Short problem
Would it be possible to write out each entry below exactly, without the pictures?

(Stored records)
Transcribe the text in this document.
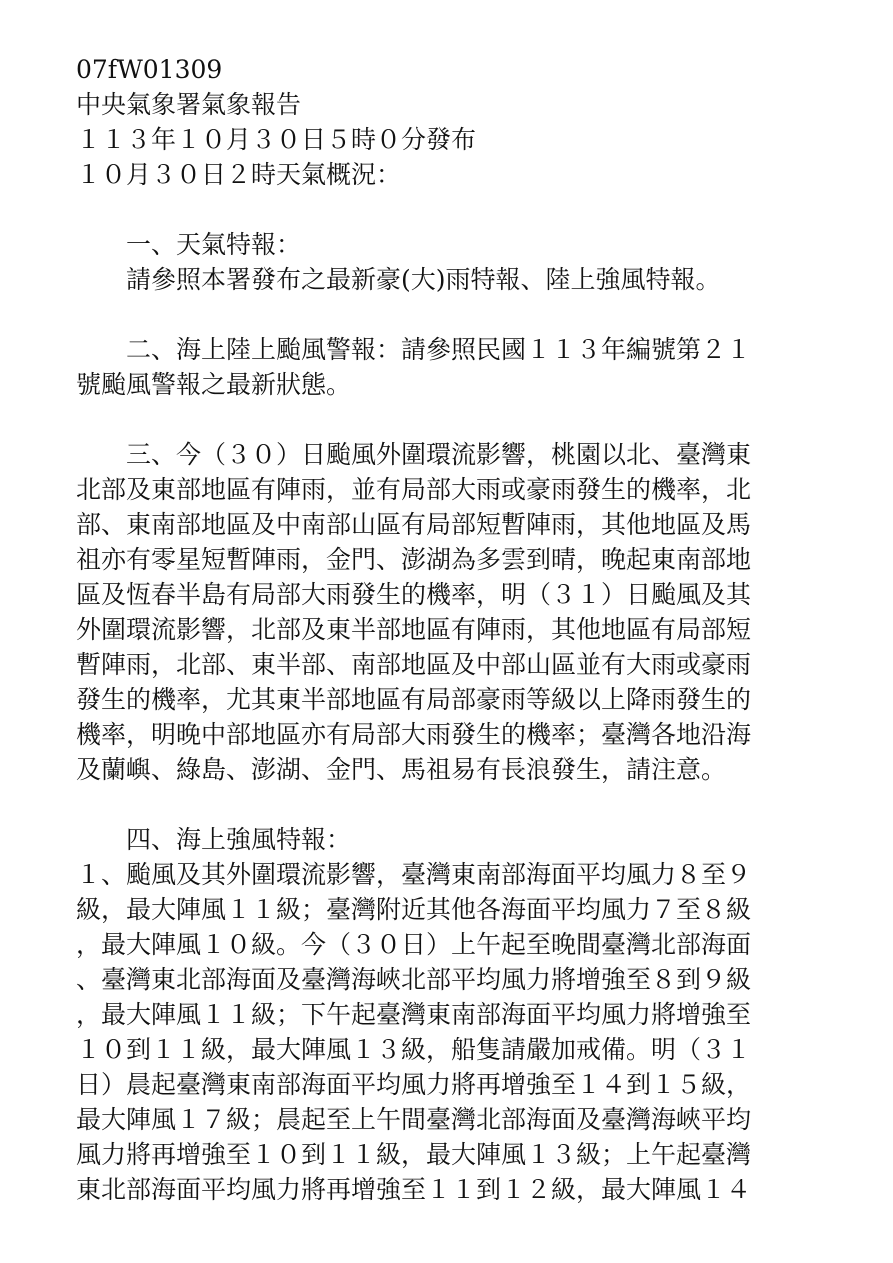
07fW01309
中央氣象署氣象報告
１１３年１０月３０日５時０分發布
１０月３０日２時天氣概況：
　　一、天氣特報：
　　請參照本署發布之最新豪(大)雨特報、陸上強風特報。
　　二、海上陸上颱風警報：請參照民國１１３年編號第２１
號颱風警報之最新狀態。
　　三、今（３０）日颱風外圍環流影響，桃園以北、臺灣東
北部及東部地區有陣雨，並有局部大雨或豪雨發生的機率，北
部、東南部地區及中南部山區有局部短暫陣雨，其他地區及馬
祖亦有零星短暫陣雨，金門、澎湖為多雲到晴，晚起東南部地
區及恆春半島有局部大雨發生的機率，明（３１）日颱風及其
外圍環流影響，北部及東半部地區有陣雨，其他地區有局部短
暫陣雨，北部、東半部、南部地區及中部山區並有大雨或豪雨
發生的機率，尤其東半部地區有局部豪雨等級以上降雨發生的
機率，明晚中部地區亦有局部大雨發生的機率；臺灣各地沿海
及蘭嶼、綠島、澎湖、金門、馬祖易有長浪發生，請注意。
　　四、海上強風特報：
１、颱風及其外圍環流影響，臺灣東南部海面平均風力８至９
級，最大陣風１１級；臺灣附近其他各海面平均風力７至８級
，最大陣風１０級。今（３０日）上午起至晚間臺灣北部海面
、臺灣東北部海面及臺灣海峽北部平均風力將增強至８到９級
，最大陣風１１級；下午起臺灣東南部海面平均風力將增強至
１０到１１級，最大陣風１３級，船隻請嚴加戒備。明（３１
日）晨起臺灣東南部海面平均風力將再增強至１４到１５級，
最大陣風１７級；晨起至上午間臺灣北部海面及臺灣海峽平均
風力將再增強至１０到１１級，最大陣風１３級；上午起臺灣
東北部海面平均風力將再增強至１１到１２級，最大陣風１４
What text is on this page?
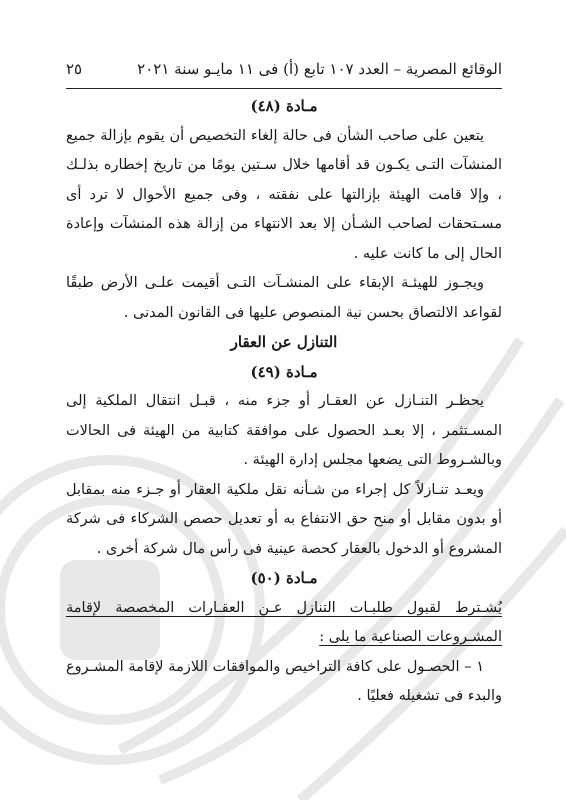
الوقائع المصرية – العدد ١٠٧ تابع (أ) فى ١١ مايـو سنة ٢٠٢١
٢٥

مـادة (٤٨)

يتعين على صاحب الشأن فى حالة إلغاء التخصيص أن يقوم بإزالة جميع المنشآت التـى يكـون قد أقامها خلال سـتين يومًا من تاريخ إخطاره بذلـك ، وإلا قامت الهيئة بإزالتها على نفقته ، وفى جميع الأحوال لا ترد أى مسـتحقات لصاحب الشـأن إلا بعد الانتهاء من إزالة هذه المنشآت وإعادة الحال إلى ما كانت عليه .

ويجـوز للهيئـة الإبقاء على المنشـآت التـى أقيمت علـى الأرض طبقًا لقواعد الالتصاق بحسن نية المنصوص عليها فى القانون المدنى .

التنازل عن العقار

مـادة (٤٩)

يحظـر التنـازل عن العقـار أو جزء منه ، قبـل انتقال الملكية إلى المسـتثمر ، إلا بعـد الحصول على موافقة كتابية من الهيئة فى الحالات وبالشـروط التى يضعها مجلس إدارة الهيئة .

ويعـد تنـازلاً كل إجراء من شـأنه نقل ملكية العقار أو جـزء منه بمقابل أو بدون مقابل أو منح حق الانتفاع به أو تعديل حصص الشركاء فى شركة المشروع أو الدخول بالعقار كحصة عينية فى رأس مال شركة أخرى .

مـادة (٥٠)

يُشـترط لقبول طلبـات التنازل عـن العقـارات المخصصة لإقامة المشـروعات الصناعية ما يلى :

١ – الحصـول على كافة التراخيص والموافقات اللازمة لإقامة المشـروع والبدء فى تشغيله فعليًا .
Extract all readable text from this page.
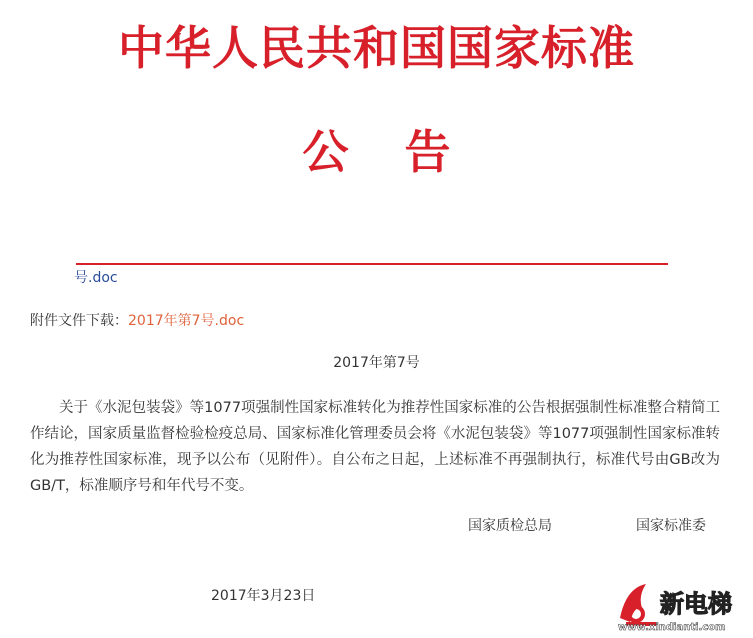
中华人民共和国国家标准
公 告
号.doc
附件文件下载：2017年第7号.doc
2017年第7号
关于《水泥包装袋》等1077项强制性国家标准转化为推荐性国家标准的公告根据强制性标准整合精简工作结论，国家质量监督检验检疫总局、国家标准化管理委员会将《水泥包装袋》等1077项强制性国家标准转化为推荐性国家标准，现予以公布（见附件）。自公布之日起，上述标准不再强制执行，标准代号由GB改为GB/T，标准顺序号和年代号不变。
国家质检总局	国家标准委
2017年3月23日	新电梯
www.xindianti.com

Task result
Transcribe the text in this document.
07fW01309
中央氣象署氣象報告
１１３年１０月３０日５時０分發布
１０月３０日２時天氣概況：
　　一、天氣特報：
　　請參照本署發布之最新豪(大)雨特報、陸上強風特報。
　　二、海上陸上颱風警報：請參照民國１１３年編號第２１
號颱風警報之最新狀態。
　　三、今（３０）日颱風外圍環流影響，桃園以北、臺灣東
北部及東部地區有陣雨，並有局部大雨或豪雨發生的機率，北
部、東南部地區及中南部山區有局部短暫陣雨，其他地區及馬
祖亦有零星短暫陣雨，金門、澎湖為多雲到晴，晚起東南部地
區及恆春半島有局部大雨發生的機率，明（３１）日颱風及其
外圍環流影響，北部及東半部地區有陣雨，其他地區有局部短
暫陣雨，北部、東半部、南部地區及中部山區並有大雨或豪雨
發生的機率，尤其東半部地區有局部豪雨等級以上降雨發生的
機率，明晚中部地區亦有局部大雨發生的機率；臺灣各地沿海
及蘭嶼、綠島、澎湖、金門、馬祖易有長浪發生，請注意。
　　四、海上強風特報：
１、颱風及其外圍環流影響，臺灣東南部海面平均風力８至９
級，最大陣風１１級；臺灣附近其他各海面平均風力７至８級
，最大陣風１０級。今（３０日）上午起至晚間臺灣北部海面
、臺灣東北部海面及臺灣海峽北部平均風力將增強至８到９級
，最大陣風１１級；下午起臺灣東南部海面平均風力將增強至
１０到１１級，最大陣風１３級，船隻請嚴加戒備。明（３１
日）晨起臺灣東南部海面平均風力將再增強至１４到１５級，
最大陣風１７級；晨起至上午間臺灣北部海面及臺灣海峽平均
風力將再增強至１０到１１級，最大陣風１３級；上午起臺灣
東北部海面平均風力將再增強至１１到１２級，最大陣風１４
What text is on this page?
الوقائع المصرية – العدد ١٠٧ تابع (أ) فى ١١ مايـو سنة ٢٠٢١
٢٥

مـادة (٤٨)

يتعين على صاحب الشأن فى حالة إلغاء التخصيص أن يقوم بإزالة جميع المنشآت التـى يكـون قد أقامها خلال سـتين يومًا من تاريخ إخطاره بذلـك ، وإلا قامت الهيئة بإزالتها على نفقته ، وفى جميع الأحوال لا ترد أى مسـتحقات لصاحب الشـأن إلا بعد الانتهاء من إزالة هذه المنشآت وإعادة الحال إلى ما كانت عليه .

ويجـوز للهيئـة الإبقاء على المنشـآت التـى أقيمت علـى الأرض طبقًا لقواعد الالتصاق بحسن نية المنصوص عليها فى القانون المدنى .

التنازل عن العقار

مـادة (٤٩)

يحظـر التنـازل عن العقـار أو جزء منه ، قبـل انتقال الملكية إلى المسـتثمر ، إلا بعـد الحصول على موافقة كتابية من الهيئة فى الحالات وبالشـروط التى يضعها مجلس إدارة الهيئة .

ويعـد تنـازلاً كل إجراء من شـأنه نقل ملكية العقار أو جـزء منه بمقابل أو بدون مقابل أو منح حق الانتفاع به أو تعديل حصص الشركاء فى شركة المشروع أو الدخول بالعقار كحصة عينية فى رأس مال شركة أخرى .

مـادة (٥٠)

يُشـترط لقبول طلبـات التنازل عـن العقـارات المخصصة لإقامة المشـروعات الصناعية ما يلى :

١ – الحصـول على كافة التراخيص والموافقات اللازمة لإقامة المشـروع والبدء فى تشغيله فعليًا .
Extract all readable text from this page.
中华人民共和国国家标准
公 告
号.doc
附件文件下载：2017年第7号.doc
2017年第7号
关于《水泥包装袋》等1077项强制性国家标准转化为推荐性国家标准的公告根据强制性标准整合精简工作结论，国家质量监督检验检疫总局、国家标准化管理委员会将《水泥包装袋》等1077项强制性国家标准转化为推荐性国家标准，现予以公布（见附件）。自公布之日起，上述标准不再强制执行，标准代号由GB改为GB/T，标准顺序号和年代号不变。
国家质检总局	国家标准委
2017年3月23日	新电梯
www.xindianti.com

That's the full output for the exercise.